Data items

BEGIN

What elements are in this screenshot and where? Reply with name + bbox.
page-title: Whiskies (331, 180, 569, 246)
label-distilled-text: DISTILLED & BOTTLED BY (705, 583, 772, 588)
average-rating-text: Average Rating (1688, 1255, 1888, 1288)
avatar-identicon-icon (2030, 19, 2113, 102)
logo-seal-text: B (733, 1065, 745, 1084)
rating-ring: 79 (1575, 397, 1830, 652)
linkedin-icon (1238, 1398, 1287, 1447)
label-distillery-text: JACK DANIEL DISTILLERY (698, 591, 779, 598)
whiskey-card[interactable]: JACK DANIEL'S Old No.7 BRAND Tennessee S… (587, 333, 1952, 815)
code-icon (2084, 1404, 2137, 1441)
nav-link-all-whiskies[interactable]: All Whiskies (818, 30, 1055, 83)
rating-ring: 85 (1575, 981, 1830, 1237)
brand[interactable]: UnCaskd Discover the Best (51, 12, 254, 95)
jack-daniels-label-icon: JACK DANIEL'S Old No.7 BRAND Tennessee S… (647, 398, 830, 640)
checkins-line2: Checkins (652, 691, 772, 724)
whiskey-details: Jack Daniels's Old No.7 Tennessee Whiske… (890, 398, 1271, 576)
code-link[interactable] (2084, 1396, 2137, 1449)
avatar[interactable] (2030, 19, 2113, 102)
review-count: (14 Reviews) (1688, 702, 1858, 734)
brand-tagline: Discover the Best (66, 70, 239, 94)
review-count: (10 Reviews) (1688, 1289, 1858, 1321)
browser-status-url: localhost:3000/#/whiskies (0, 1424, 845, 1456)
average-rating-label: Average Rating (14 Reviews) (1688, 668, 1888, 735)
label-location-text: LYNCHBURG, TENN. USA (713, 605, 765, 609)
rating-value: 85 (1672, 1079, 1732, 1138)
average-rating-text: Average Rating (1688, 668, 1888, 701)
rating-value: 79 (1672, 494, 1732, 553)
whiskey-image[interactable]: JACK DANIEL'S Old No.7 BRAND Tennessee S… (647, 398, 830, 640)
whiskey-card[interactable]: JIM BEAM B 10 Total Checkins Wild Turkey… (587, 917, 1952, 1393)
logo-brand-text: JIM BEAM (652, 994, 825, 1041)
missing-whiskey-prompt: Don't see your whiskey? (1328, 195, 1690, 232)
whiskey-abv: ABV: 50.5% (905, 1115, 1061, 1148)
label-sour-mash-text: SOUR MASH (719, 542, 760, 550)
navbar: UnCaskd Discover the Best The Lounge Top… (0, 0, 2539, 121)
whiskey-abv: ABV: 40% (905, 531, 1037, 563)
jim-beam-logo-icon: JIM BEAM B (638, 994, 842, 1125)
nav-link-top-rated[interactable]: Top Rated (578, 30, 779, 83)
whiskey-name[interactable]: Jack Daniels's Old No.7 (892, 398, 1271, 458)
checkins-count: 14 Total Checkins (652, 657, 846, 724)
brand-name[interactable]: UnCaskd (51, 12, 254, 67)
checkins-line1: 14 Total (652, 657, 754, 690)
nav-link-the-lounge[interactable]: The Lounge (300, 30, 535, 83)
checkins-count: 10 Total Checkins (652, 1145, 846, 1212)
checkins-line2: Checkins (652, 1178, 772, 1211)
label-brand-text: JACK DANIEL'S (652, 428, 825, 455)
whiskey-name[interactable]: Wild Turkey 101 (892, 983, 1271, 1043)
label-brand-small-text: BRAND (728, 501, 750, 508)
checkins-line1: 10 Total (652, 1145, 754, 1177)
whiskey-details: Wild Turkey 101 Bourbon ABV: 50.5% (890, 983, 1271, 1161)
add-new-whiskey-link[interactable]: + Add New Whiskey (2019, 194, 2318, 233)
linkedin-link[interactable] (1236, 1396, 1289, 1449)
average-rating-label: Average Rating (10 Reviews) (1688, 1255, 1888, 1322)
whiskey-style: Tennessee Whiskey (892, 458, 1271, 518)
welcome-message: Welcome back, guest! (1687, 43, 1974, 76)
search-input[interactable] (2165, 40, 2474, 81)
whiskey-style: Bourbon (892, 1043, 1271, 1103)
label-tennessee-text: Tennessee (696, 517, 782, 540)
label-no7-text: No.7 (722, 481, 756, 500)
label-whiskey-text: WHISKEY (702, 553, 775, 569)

END

- [Prompt]:
Can you reproduce every line of these records word for word?

- [Answer to this problem]:
What elements are in this screenshot and where? Reply with name + bbox.
page-title: Whiskies (331, 180, 569, 246)
label-distilled-text: DISTILLED & BOTTLED BY (705, 583, 772, 588)
average-rating-text: Average Rating (1688, 1255, 1888, 1288)
avatar-identicon-icon (2030, 19, 2113, 102)
logo-seal-text: B (733, 1065, 745, 1084)
rating-ring: 79 (1575, 397, 1830, 652)
linkedin-icon (1238, 1398, 1287, 1447)
label-distillery-text: JACK DANIEL DISTILLERY (698, 591, 779, 598)
whiskey-card[interactable]: JACK DANIEL'S Old No.7 BRAND Tennessee S… (587, 333, 1952, 815)
code-icon (2084, 1404, 2137, 1441)
nav-link-all-whiskies[interactable]: All Whiskies (818, 30, 1055, 83)
rating-ring: 85 (1575, 981, 1830, 1237)
brand[interactable]: UnCaskd Discover the Best (51, 12, 254, 95)
jack-daniels-label-icon: JACK DANIEL'S Old No.7 BRAND Tennessee S… (647, 398, 830, 640)
checkins-line2: Checkins (652, 691, 772, 724)
whiskey-details: Jack Daniels's Old No.7 Tennessee Whiske… (890, 398, 1271, 576)
code-link[interactable] (2084, 1396, 2137, 1449)
avatar[interactable] (2030, 19, 2113, 102)
review-count: (14 Reviews) (1688, 702, 1858, 734)
brand-tagline: Discover the Best (66, 70, 239, 94)
review-count: (10 Reviews) (1688, 1289, 1858, 1321)
browser-status-url: localhost:3000/#/whiskies (0, 1424, 845, 1456)
average-rating-label: Average Rating (14 Reviews) (1688, 668, 1888, 735)
label-location-text: LYNCHBURG, TENN. USA (713, 605, 765, 609)
rating-value: 85 (1672, 1079, 1732, 1138)
average-rating-text: Average Rating (1688, 668, 1888, 701)
rating-value: 79 (1672, 494, 1732, 553)
whiskey-image[interactable]: JACK DANIEL'S Old No.7 BRAND Tennessee S… (647, 398, 830, 640)
whiskey-card[interactable]: JIM BEAM B 10 Total Checkins Wild Turkey… (587, 917, 1952, 1393)
logo-brand-text: JIM BEAM (652, 994, 825, 1041)
missing-whiskey-prompt: Don't see your whiskey? (1328, 195, 1690, 232)
whiskey-abv: ABV: 50.5% (905, 1115, 1061, 1148)
label-sour-mash-text: SOUR MASH (719, 542, 760, 550)
navbar: UnCaskd Discover the Best The Lounge Top… (0, 0, 2539, 121)
whiskey-abv: ABV: 40% (905, 531, 1037, 563)
jim-beam-logo-icon: JIM BEAM B (638, 994, 842, 1125)
nav-link-top-rated[interactable]: Top Rated (578, 30, 779, 83)
whiskey-name[interactable]: Jack Daniels's Old No.7 (892, 398, 1271, 458)
checkins-count: 14 Total Checkins (652, 657, 846, 724)
brand-name[interactable]: UnCaskd (51, 12, 254, 67)
checkins-line1: 14 Total (652, 657, 754, 690)
nav-link-the-lounge[interactable]: The Lounge (300, 30, 535, 83)
checkins-count: 10 Total Checkins (652, 1145, 846, 1212)
checkins-line2: Checkins (652, 1178, 772, 1211)
label-brand-text: JACK DANIEL'S (652, 428, 825, 455)
whiskey-name[interactable]: Wild Turkey 101 (892, 983, 1271, 1043)
label-brand-small-text: BRAND (728, 501, 750, 508)
checkins-line1: 10 Total (652, 1145, 754, 1177)
whiskey-details: Wild Turkey 101 Bourbon ABV: 50.5% (890, 983, 1271, 1161)
add-new-whiskey-link[interactable]: + Add New Whiskey (2019, 194, 2318, 233)
linkedin-link[interactable] (1236, 1396, 1289, 1449)
average-rating-label: Average Rating (10 Reviews) (1688, 1255, 1888, 1322)
whiskey-style: Tennessee Whiskey (892, 458, 1271, 518)
welcome-message: Welcome back, guest! (1687, 43, 1974, 76)
search-input[interactable] (2165, 40, 2474, 81)
whiskey-style: Bourbon (892, 1043, 1271, 1103)
label-tennessee-text: Tennessee (696, 517, 782, 540)
label-no7-text: No.7 (722, 481, 756, 500)
label-whiskey-text: WHISKEY (702, 553, 775, 569)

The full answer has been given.